Data entries for graphics:

━━━

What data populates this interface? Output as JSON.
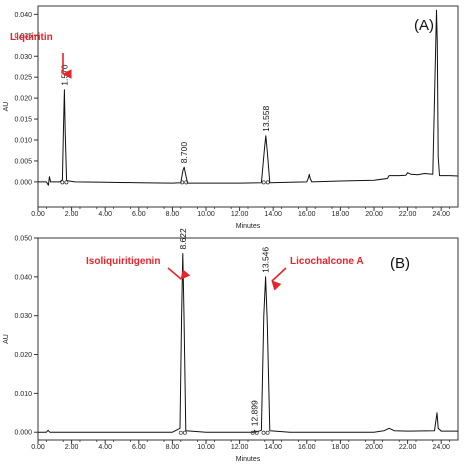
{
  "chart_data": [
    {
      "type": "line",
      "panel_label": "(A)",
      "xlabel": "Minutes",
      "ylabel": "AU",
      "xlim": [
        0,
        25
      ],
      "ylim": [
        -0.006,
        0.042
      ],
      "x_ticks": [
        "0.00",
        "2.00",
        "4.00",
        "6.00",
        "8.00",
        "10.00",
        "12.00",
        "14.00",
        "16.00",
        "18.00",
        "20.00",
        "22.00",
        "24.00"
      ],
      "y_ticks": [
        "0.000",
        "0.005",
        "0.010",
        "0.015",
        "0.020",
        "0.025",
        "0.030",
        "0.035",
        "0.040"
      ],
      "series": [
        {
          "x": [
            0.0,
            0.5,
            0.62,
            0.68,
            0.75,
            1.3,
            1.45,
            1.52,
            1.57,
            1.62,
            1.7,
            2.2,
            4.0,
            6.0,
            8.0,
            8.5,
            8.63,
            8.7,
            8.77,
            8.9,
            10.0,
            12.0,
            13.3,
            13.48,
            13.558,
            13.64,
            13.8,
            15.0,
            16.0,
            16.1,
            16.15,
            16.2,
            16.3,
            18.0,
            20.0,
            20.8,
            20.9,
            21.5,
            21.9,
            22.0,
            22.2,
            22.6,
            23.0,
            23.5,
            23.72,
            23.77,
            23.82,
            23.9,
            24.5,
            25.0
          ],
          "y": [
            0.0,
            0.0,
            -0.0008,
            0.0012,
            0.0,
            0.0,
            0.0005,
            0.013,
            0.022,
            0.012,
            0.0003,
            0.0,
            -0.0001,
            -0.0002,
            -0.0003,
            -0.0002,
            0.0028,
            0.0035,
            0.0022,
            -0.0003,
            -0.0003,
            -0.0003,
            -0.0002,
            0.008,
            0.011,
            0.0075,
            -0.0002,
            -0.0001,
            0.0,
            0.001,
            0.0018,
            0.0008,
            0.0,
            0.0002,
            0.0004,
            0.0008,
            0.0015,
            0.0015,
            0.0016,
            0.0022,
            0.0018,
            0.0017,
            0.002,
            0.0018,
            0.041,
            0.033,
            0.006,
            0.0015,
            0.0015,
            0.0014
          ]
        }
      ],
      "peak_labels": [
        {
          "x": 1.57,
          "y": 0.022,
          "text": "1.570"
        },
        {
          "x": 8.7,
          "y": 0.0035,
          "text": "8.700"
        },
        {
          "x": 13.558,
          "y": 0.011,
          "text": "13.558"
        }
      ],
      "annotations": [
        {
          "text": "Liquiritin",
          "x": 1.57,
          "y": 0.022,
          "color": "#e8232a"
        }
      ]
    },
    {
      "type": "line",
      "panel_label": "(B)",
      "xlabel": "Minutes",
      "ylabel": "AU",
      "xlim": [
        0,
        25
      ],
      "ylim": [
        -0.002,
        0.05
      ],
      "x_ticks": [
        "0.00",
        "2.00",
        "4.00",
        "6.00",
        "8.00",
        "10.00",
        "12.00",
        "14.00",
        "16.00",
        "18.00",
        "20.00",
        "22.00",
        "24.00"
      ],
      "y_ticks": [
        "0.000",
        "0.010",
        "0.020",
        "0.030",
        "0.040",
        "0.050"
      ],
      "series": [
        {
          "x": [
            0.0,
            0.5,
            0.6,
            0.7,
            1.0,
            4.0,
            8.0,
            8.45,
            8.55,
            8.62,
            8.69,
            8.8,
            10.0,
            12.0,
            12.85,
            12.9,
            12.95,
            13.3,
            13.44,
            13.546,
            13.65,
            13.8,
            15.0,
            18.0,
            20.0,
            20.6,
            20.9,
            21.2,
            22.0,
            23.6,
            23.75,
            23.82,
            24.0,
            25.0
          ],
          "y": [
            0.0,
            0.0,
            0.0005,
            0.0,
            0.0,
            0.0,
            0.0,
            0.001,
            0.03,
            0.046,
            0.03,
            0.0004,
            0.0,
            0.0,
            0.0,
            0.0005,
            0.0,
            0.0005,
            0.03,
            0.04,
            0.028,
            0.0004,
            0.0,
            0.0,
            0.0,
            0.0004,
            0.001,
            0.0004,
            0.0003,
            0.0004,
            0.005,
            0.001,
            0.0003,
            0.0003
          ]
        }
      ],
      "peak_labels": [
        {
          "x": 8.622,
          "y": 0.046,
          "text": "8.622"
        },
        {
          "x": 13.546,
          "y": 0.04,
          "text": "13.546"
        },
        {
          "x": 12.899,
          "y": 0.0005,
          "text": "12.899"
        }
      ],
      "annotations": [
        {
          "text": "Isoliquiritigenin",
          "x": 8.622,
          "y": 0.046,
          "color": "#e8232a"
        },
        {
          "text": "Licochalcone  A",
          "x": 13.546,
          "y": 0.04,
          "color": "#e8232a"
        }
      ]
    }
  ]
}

━━━

--- Problem statement ---
Copy the whole of the material above exactly, but not its images.

--- Complete response ---
What data populates this interface? Output as JSON.
{
  "chart_data": [
    {
      "type": "line",
      "panel_label": "(A)",
      "xlabel": "Minutes",
      "ylabel": "AU",
      "xlim": [
        0,
        25
      ],
      "ylim": [
        -0.006,
        0.042
      ],
      "x_ticks": [
        "0.00",
        "2.00",
        "4.00",
        "6.00",
        "8.00",
        "10.00",
        "12.00",
        "14.00",
        "16.00",
        "18.00",
        "20.00",
        "22.00",
        "24.00"
      ],
      "y_ticks": [
        "0.000",
        "0.005",
        "0.010",
        "0.015",
        "0.020",
        "0.025",
        "0.030",
        "0.035",
        "0.040"
      ],
      "series": [
        {
          "x": [
            0.0,
            0.5,
            0.62,
            0.68,
            0.75,
            1.3,
            1.45,
            1.52,
            1.57,
            1.62,
            1.7,
            2.2,
            4.0,
            6.0,
            8.0,
            8.5,
            8.63,
            8.7,
            8.77,
            8.9,
            10.0,
            12.0,
            13.3,
            13.48,
            13.558,
            13.64,
            13.8,
            15.0,
            16.0,
            16.1,
            16.15,
            16.2,
            16.3,
            18.0,
            20.0,
            20.8,
            20.9,
            21.5,
            21.9,
            22.0,
            22.2,
            22.6,
            23.0,
            23.5,
            23.72,
            23.77,
            23.82,
            23.9,
            24.5,
            25.0
          ],
          "y": [
            0.0,
            0.0,
            -0.0008,
            0.0012,
            0.0,
            0.0,
            0.0005,
            0.013,
            0.022,
            0.012,
            0.0003,
            0.0,
            -0.0001,
            -0.0002,
            -0.0003,
            -0.0002,
            0.0028,
            0.0035,
            0.0022,
            -0.0003,
            -0.0003,
            -0.0003,
            -0.0002,
            0.008,
            0.011,
            0.0075,
            -0.0002,
            -0.0001,
            0.0,
            0.001,
            0.0018,
            0.0008,
            0.0,
            0.0002,
            0.0004,
            0.0008,
            0.0015,
            0.0015,
            0.0016,
            0.0022,
            0.0018,
            0.0017,
            0.002,
            0.0018,
            0.041,
            0.033,
            0.006,
            0.0015,
            0.0015,
            0.0014
          ]
        }
      ],
      "peak_labels": [
        {
          "x": 1.57,
          "y": 0.022,
          "text": "1.570"
        },
        {
          "x": 8.7,
          "y": 0.0035,
          "text": "8.700"
        },
        {
          "x": 13.558,
          "y": 0.011,
          "text": "13.558"
        }
      ],
      "annotations": [
        {
          "text": "Liquiritin",
          "x": 1.57,
          "y": 0.022,
          "color": "#e8232a"
        }
      ]
    },
    {
      "type": "line",
      "panel_label": "(B)",
      "xlabel": "Minutes",
      "ylabel": "AU",
      "xlim": [
        0,
        25
      ],
      "ylim": [
        -0.002,
        0.05
      ],
      "x_ticks": [
        "0.00",
        "2.00",
        "4.00",
        "6.00",
        "8.00",
        "10.00",
        "12.00",
        "14.00",
        "16.00",
        "18.00",
        "20.00",
        "22.00",
        "24.00"
      ],
      "y_ticks": [
        "0.000",
        "0.010",
        "0.020",
        "0.030",
        "0.040",
        "0.050"
      ],
      "series": [
        {
          "x": [
            0.0,
            0.5,
            0.6,
            0.7,
            1.0,
            4.0,
            8.0,
            8.45,
            8.55,
            8.62,
            8.69,
            8.8,
            10.0,
            12.0,
            12.85,
            12.9,
            12.95,
            13.3,
            13.44,
            13.546,
            13.65,
            13.8,
            15.0,
            18.0,
            20.0,
            20.6,
            20.9,
            21.2,
            22.0,
            23.6,
            23.75,
            23.82,
            24.0,
            25.0
          ],
          "y": [
            0.0,
            0.0,
            0.0005,
            0.0,
            0.0,
            0.0,
            0.0,
            0.001,
            0.03,
            0.046,
            0.03,
            0.0004,
            0.0,
            0.0,
            0.0,
            0.0005,
            0.0,
            0.0005,
            0.03,
            0.04,
            0.028,
            0.0004,
            0.0,
            0.0,
            0.0,
            0.0004,
            0.001,
            0.0004,
            0.0003,
            0.0004,
            0.005,
            0.001,
            0.0003,
            0.0003
          ]
        }
      ],
      "peak_labels": [
        {
          "x": 8.622,
          "y": 0.046,
          "text": "8.622"
        },
        {
          "x": 13.546,
          "y": 0.04,
          "text": "13.546"
        },
        {
          "x": 12.899,
          "y": 0.0005,
          "text": "12.899"
        }
      ],
      "annotations": [
        {
          "text": "Isoliquiritigenin",
          "x": 8.622,
          "y": 0.046,
          "color": "#e8232a"
        },
        {
          "text": "Licochalcone  A",
          "x": 13.546,
          "y": 0.04,
          "color": "#e8232a"
        }
      ]
    }
  ]
}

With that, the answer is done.